_Record list:_
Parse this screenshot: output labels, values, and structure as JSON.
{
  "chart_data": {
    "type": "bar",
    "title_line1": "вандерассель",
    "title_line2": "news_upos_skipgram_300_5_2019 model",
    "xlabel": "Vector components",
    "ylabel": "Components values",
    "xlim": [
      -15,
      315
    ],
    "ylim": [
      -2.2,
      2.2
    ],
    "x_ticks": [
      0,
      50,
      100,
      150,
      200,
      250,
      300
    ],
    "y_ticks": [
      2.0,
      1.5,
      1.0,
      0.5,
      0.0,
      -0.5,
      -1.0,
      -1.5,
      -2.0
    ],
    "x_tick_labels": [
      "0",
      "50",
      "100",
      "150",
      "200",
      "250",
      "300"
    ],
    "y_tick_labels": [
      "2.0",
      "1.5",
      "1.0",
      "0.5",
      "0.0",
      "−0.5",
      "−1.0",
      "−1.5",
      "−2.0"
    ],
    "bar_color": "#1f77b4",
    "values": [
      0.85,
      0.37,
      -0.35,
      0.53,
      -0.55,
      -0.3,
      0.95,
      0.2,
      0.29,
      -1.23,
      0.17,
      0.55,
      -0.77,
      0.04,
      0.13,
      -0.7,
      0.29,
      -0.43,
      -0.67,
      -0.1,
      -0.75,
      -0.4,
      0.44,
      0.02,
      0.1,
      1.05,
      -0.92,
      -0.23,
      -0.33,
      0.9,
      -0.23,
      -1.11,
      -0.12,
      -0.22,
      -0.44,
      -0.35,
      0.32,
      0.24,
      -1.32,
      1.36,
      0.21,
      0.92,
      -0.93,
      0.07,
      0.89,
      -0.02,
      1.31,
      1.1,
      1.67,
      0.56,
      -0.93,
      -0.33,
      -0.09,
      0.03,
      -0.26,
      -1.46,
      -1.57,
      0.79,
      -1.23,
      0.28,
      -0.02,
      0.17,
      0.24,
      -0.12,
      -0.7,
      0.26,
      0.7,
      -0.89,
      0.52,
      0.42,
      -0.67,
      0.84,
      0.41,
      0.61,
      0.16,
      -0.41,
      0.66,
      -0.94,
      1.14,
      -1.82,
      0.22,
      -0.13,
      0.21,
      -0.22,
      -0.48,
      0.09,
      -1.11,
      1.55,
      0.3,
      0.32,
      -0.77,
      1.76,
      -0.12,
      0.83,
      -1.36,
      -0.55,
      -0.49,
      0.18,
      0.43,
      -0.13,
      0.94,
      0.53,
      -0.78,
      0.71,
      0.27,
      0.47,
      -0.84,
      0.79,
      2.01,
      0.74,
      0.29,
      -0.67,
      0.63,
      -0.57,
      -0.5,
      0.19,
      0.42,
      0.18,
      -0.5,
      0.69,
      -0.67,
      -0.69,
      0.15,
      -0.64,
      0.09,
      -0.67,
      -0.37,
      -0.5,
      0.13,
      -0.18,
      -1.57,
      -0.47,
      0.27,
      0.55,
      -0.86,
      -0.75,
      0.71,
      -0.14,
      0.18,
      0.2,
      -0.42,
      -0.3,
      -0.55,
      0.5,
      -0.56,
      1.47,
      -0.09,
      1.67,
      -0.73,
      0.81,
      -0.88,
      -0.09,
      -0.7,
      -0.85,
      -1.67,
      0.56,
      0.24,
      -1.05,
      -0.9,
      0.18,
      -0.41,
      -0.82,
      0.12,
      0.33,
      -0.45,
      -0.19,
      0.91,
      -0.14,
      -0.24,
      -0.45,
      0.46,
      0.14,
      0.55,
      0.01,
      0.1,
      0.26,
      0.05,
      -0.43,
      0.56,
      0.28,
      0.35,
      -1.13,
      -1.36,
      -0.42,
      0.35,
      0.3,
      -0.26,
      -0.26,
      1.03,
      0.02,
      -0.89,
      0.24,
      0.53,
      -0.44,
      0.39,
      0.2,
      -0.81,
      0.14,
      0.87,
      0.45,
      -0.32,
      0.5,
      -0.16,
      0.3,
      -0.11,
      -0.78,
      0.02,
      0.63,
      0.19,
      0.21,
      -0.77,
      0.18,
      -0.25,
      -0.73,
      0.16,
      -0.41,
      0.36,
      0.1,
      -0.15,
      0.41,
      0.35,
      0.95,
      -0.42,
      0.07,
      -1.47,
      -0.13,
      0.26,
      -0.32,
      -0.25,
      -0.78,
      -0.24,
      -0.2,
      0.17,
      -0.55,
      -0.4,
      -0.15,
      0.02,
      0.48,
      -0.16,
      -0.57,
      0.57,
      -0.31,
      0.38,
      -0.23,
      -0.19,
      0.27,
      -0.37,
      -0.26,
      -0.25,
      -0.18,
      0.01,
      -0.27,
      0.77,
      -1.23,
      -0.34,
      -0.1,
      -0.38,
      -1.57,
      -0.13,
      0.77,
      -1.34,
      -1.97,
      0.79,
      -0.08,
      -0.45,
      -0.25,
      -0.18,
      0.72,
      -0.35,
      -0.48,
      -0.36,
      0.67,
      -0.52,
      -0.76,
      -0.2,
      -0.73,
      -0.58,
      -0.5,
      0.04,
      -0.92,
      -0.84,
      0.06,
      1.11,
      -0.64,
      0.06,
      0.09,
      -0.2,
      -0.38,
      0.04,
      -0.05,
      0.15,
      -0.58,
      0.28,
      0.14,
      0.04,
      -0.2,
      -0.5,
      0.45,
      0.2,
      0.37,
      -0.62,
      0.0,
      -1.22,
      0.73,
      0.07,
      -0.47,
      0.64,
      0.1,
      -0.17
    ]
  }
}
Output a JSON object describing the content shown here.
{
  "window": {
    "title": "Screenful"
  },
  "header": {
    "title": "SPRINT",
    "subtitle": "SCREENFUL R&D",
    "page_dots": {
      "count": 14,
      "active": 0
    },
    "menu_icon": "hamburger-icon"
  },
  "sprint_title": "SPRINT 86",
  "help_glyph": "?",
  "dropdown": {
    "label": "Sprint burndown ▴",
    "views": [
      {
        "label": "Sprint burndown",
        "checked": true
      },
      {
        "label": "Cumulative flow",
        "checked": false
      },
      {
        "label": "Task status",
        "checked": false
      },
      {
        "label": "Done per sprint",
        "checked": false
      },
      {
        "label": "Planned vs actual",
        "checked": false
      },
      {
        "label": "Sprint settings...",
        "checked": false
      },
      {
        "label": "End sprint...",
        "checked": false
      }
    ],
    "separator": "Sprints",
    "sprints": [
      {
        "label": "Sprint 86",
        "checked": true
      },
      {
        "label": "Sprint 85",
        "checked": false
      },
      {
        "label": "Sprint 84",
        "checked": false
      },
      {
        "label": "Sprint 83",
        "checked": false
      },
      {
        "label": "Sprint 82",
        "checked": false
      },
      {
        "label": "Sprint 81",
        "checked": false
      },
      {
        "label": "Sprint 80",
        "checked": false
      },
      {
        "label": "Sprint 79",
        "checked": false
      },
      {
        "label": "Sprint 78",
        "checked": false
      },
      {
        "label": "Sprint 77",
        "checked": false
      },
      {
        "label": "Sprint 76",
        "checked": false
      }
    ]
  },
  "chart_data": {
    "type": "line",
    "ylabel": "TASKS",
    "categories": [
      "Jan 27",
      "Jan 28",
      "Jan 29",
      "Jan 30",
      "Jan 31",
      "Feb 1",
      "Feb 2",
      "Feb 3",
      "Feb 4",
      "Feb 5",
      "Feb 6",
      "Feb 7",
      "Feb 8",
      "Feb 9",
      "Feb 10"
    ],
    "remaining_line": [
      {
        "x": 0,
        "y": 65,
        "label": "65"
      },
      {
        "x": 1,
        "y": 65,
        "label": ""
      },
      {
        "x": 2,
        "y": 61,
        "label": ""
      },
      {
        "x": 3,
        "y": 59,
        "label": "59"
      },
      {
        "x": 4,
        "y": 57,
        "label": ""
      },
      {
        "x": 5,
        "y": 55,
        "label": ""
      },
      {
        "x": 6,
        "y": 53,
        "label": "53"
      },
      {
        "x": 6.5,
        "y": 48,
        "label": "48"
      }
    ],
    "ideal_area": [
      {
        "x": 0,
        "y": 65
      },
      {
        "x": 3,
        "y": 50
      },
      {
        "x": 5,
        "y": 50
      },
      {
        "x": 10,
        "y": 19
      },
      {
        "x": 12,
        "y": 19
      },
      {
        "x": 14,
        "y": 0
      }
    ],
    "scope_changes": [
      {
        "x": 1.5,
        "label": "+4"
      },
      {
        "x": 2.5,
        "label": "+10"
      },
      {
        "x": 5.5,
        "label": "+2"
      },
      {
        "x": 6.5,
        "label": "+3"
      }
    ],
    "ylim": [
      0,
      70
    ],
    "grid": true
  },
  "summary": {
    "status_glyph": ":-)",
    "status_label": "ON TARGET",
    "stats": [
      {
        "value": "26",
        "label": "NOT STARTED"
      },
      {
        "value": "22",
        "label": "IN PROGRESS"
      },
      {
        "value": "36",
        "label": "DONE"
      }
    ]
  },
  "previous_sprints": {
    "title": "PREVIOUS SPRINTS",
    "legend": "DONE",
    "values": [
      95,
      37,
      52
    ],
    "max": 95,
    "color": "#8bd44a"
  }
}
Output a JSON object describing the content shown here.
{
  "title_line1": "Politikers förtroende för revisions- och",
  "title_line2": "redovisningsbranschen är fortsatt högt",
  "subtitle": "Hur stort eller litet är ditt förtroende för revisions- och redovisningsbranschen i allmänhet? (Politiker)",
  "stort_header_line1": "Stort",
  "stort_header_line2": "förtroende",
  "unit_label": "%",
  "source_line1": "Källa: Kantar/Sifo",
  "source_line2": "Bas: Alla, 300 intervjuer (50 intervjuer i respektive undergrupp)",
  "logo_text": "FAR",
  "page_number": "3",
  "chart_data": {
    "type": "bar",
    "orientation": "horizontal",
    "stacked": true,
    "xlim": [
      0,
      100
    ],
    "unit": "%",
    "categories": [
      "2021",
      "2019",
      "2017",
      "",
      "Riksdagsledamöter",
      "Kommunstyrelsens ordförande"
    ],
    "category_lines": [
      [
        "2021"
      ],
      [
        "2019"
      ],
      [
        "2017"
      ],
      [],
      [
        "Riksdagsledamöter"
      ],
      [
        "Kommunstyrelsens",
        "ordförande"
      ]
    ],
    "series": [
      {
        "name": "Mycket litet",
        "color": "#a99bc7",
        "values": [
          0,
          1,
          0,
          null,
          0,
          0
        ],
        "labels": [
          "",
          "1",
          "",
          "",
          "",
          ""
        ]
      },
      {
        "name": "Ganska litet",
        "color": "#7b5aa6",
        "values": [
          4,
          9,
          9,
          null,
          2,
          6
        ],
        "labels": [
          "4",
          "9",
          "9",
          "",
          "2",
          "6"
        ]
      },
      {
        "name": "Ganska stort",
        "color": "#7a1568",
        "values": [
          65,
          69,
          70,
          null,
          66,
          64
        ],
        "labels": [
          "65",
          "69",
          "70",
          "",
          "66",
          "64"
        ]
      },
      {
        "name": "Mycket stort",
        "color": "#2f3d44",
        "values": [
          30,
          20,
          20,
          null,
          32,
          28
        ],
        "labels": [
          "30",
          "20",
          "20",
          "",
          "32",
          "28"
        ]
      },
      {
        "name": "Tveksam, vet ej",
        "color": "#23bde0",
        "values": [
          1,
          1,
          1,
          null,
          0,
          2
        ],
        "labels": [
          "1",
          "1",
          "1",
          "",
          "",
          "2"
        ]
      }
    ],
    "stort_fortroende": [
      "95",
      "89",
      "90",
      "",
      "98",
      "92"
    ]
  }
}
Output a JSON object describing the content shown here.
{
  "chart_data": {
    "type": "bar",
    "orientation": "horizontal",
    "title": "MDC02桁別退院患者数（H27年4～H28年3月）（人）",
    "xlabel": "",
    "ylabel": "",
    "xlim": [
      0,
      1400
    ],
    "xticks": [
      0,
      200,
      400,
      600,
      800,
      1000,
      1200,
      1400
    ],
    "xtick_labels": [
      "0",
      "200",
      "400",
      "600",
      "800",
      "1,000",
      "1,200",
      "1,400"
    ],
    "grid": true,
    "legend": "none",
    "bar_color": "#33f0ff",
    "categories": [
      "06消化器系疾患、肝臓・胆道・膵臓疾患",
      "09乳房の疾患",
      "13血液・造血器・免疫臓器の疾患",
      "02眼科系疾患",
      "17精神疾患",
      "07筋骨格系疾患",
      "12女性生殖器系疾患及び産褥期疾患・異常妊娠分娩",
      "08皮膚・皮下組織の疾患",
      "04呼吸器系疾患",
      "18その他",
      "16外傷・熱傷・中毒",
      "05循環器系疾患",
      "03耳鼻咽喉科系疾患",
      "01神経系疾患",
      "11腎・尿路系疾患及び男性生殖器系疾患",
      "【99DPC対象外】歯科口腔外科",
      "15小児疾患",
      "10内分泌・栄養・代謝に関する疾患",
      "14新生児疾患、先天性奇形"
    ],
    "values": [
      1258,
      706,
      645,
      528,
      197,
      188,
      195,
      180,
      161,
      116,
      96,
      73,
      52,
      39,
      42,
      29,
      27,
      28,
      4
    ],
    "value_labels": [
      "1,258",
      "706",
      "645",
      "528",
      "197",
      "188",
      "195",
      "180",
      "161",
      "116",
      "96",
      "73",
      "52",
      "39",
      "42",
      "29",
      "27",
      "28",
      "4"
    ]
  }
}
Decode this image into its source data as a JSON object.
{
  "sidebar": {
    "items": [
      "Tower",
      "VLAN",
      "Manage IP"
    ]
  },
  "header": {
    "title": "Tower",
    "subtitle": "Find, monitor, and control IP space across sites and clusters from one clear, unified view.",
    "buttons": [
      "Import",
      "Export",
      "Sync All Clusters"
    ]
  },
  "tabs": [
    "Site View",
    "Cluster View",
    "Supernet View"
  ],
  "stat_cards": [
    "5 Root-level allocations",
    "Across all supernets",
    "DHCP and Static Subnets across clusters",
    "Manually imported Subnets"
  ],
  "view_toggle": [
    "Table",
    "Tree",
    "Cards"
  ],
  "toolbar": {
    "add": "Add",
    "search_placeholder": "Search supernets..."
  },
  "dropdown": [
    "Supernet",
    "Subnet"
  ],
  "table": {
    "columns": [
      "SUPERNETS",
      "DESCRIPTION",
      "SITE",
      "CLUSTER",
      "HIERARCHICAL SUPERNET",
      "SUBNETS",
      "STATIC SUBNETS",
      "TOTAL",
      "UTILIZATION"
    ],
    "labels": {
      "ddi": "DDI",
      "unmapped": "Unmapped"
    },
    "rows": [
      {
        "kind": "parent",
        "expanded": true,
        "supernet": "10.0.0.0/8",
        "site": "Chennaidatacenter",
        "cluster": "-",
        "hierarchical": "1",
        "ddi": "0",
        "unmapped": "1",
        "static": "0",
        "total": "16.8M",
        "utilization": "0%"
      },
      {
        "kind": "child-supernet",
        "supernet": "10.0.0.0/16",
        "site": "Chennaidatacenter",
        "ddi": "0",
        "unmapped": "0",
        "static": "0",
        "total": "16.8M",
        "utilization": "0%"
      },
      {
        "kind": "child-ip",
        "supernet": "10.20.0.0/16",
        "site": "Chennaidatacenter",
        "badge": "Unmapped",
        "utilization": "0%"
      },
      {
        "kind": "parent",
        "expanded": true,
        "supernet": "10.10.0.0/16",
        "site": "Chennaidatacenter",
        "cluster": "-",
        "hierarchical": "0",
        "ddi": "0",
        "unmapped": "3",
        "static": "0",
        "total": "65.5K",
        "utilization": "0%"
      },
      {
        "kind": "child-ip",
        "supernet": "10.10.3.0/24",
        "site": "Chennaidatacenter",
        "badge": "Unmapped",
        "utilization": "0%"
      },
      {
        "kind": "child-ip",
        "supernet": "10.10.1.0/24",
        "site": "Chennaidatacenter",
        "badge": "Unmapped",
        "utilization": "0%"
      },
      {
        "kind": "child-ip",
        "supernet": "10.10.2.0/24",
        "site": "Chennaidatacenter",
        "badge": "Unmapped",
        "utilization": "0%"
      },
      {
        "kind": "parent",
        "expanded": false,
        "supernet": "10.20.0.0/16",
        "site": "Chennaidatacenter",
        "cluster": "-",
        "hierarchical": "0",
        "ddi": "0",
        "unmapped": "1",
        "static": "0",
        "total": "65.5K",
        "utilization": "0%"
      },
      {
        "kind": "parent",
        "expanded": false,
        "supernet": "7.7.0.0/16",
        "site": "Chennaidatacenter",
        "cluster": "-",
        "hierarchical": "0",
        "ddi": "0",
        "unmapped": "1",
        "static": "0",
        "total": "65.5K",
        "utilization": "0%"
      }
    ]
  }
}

_Problem to solve:_ Write the number of lines containing the word "Kommunstyrelsens" and nothing besides it.

_Output of the task:_ 2